** Your goal **
In the records below, pick out all lines containing the word "DATE".

★ ★ ★ ★ ★

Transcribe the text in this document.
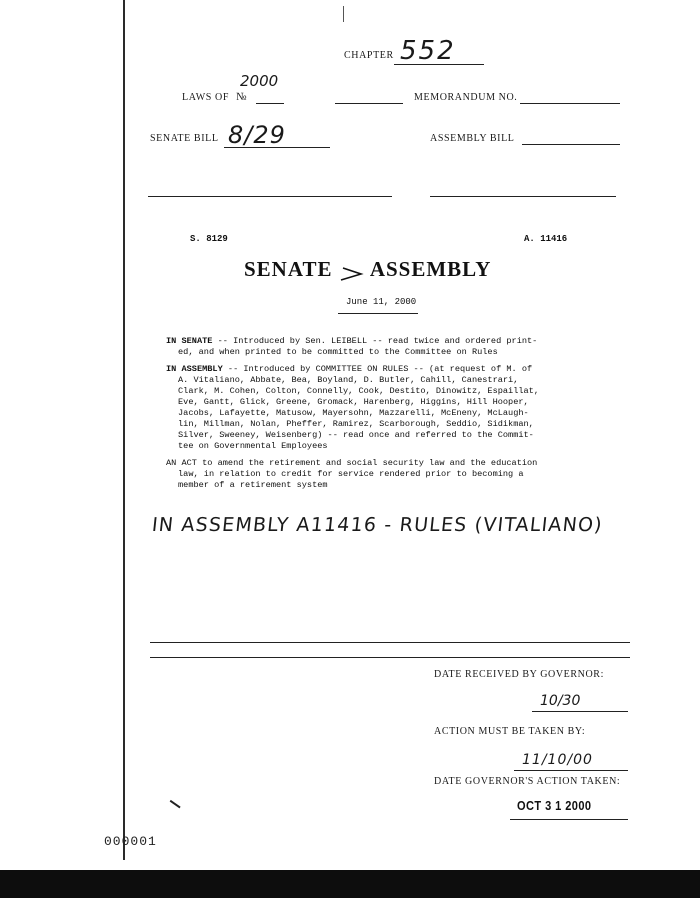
CHAPTER 552
LAWS OF №
2000
MEMORANDUM NO.
SENATE BILL 8/29	ASSEMBLY BILL
S. 8129	A. 11416
SENATE ASSEMBLY
June 11, 2000
IN SENATE -- Introduced by Sen. LEIBELL -- read twice and ordered print-
ed, and when printed to be committed to the Committee on Rules
IN ASSEMBLY -- Introduced by COMMITTEE ON RULES -- (at request of M. of
A. Vitaliano, Abbate, Bea, Boyland, D. Butler, Cahill, Canestrari,
Clark, M. Cohen, Colton, Connelly, Cook, Destito, Dinowitz, Espaillat,
Eve, Gantt, Glick, Greene, Gromack, Harenberg, Higgins, Hill Hooper,
Jacobs, Lafayette, Matusow, Mayersohn, Mazzarelli, McEneny, McLaugh-
lin, Millman, Nolan, Pheffer, Ramirez, Scarborough, Seddio, Sidikman,
Silver, Sweeney, Weisenberg) -- read once and referred to the Commit-
tee on Governmental Employees
AN ACT to amend the retirement and social security law and the education
law, in relation to credit for service rendered prior to becoming a
member of a retirement system
IN ASSEMBLY A11416 - RULES (VITALIANO)
DATE RECEIVED BY GOVERNOR:
10/30
ACTION MUST BE TAKEN BY:
11/10/00
DATE GOVERNOR'S ACTION TAKEN:
OCT 3 1 2000
000001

★ ★ ★ ★ ★

** Output **
DATE RECEIVED BY GOVERNOR:
DATE GOVERNOR'S ACTION TAKEN:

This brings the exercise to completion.